### Written task
Can you print every record below exactly as written?

Figure record listings
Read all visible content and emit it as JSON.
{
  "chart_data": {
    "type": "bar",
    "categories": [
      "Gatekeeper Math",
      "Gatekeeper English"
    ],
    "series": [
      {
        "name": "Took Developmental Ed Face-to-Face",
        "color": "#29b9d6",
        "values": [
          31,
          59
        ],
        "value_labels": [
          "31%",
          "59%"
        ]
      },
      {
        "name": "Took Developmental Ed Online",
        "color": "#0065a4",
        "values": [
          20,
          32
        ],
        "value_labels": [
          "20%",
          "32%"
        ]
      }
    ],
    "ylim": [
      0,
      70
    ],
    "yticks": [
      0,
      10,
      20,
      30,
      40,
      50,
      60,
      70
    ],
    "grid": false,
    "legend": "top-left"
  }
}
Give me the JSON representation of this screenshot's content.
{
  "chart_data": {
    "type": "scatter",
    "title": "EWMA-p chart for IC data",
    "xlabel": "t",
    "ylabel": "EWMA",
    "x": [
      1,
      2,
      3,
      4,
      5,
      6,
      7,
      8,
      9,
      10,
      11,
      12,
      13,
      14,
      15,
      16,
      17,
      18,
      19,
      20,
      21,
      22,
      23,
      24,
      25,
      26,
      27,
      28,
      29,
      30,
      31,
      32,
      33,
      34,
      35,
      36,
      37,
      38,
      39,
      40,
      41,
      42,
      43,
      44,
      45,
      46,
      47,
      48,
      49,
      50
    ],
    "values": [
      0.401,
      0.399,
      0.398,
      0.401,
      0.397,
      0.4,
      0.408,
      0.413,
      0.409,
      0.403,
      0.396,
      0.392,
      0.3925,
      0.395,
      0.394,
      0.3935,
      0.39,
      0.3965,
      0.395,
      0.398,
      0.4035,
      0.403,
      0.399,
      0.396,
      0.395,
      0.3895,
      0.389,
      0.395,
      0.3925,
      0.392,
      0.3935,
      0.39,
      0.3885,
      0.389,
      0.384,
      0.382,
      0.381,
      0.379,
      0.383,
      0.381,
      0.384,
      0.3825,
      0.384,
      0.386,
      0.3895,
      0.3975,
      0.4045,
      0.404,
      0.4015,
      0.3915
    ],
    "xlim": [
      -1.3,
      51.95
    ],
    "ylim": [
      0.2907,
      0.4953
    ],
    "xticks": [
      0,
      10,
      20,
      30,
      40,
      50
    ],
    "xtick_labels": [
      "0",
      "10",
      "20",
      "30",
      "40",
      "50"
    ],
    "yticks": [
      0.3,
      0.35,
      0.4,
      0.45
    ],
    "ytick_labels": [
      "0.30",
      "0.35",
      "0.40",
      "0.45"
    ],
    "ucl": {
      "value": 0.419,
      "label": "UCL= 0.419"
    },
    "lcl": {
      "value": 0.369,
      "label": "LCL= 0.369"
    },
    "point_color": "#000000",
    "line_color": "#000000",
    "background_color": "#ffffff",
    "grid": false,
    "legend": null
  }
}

### Exercise output
Read all visible content and emit it as JSON.
{
  "chart_data": {
    "type": "bar",
    "categories": [
      "Gatekeeper Math",
      "Gatekeeper English"
    ],
    "series": [
      {
        "name": "Took Developmental Ed Face-to-Face",
        "color": "#29b9d6",
        "values": [
          31,
          59
        ],
        "value_labels": [
          "31%",
          "59%"
        ]
      },
      {
        "name": "Took Developmental Ed Online",
        "color": "#0065a4",
        "values": [
          20,
          32
        ],
        "value_labels": [
          "20%",
          "32%"
        ]
      }
    ],
    "ylim": [
      0,
      70
    ],
    "yticks": [
      0,
      10,
      20,
      30,
      40,
      50,
      60,
      70
    ],
    "grid": false,
    "legend": "top-left"
  }
}
Give me the JSON representation of this screenshot's content.
{
  "chart_data": {
    "type": "scatter",
    "title": "EWMA-p chart for IC data",
    "xlabel": "t",
    "ylabel": "EWMA",
    "x": [
      1,
      2,
      3,
      4,
      5,
      6,
      7,
      8,
      9,
      10,
      11,
      12,
      13,
      14,
      15,
      16,
      17,
      18,
      19,
      20,
      21,
      22,
      23,
      24,
      25,
      26,
      27,
      28,
      29,
      30,
      31,
      32,
      33,
      34,
      35,
      36,
      37,
      38,
      39,
      40,
      41,
      42,
      43,
      44,
      45,
      46,
      47,
      48,
      49,
      50
    ],
    "values": [
      0.401,
      0.399,
      0.398,
      0.401,
      0.397,
      0.4,
      0.408,
      0.413,
      0.409,
      0.403,
      0.396,
      0.392,
      0.3925,
      0.395,
      0.394,
      0.3935,
      0.39,
      0.3965,
      0.395,
      0.398,
      0.4035,
      0.403,
      0.399,
      0.396,
      0.395,
      0.3895,
      0.389,
      0.395,
      0.3925,
      0.392,
      0.3935,
      0.39,
      0.3885,
      0.389,
      0.384,
      0.382,
      0.381,
      0.379,
      0.383,
      0.381,
      0.384,
      0.3825,
      0.384,
      0.386,
      0.3895,
      0.3975,
      0.4045,
      0.404,
      0.4015,
      0.3915
    ],
    "xlim": [
      -1.3,
      51.95
    ],
    "ylim": [
      0.2907,
      0.4953
    ],
    "xticks": [
      0,
      10,
      20,
      30,
      40,
      50
    ],
    "xtick_labels": [
      "0",
      "10",
      "20",
      "30",
      "40",
      "50"
    ],
    "yticks": [
      0.3,
      0.35,
      0.4,
      0.45
    ],
    "ytick_labels": [
      "0.30",
      "0.35",
      "0.40",
      "0.45"
    ],
    "ucl": {
      "value": 0.419,
      "label": "UCL= 0.419"
    },
    "lcl": {
      "value": 0.369,
      "label": "LCL= 0.369"
    },
    "point_color": "#000000",
    "line_color": "#000000",
    "background_color": "#ffffff",
    "grid": false,
    "legend": null
  }
}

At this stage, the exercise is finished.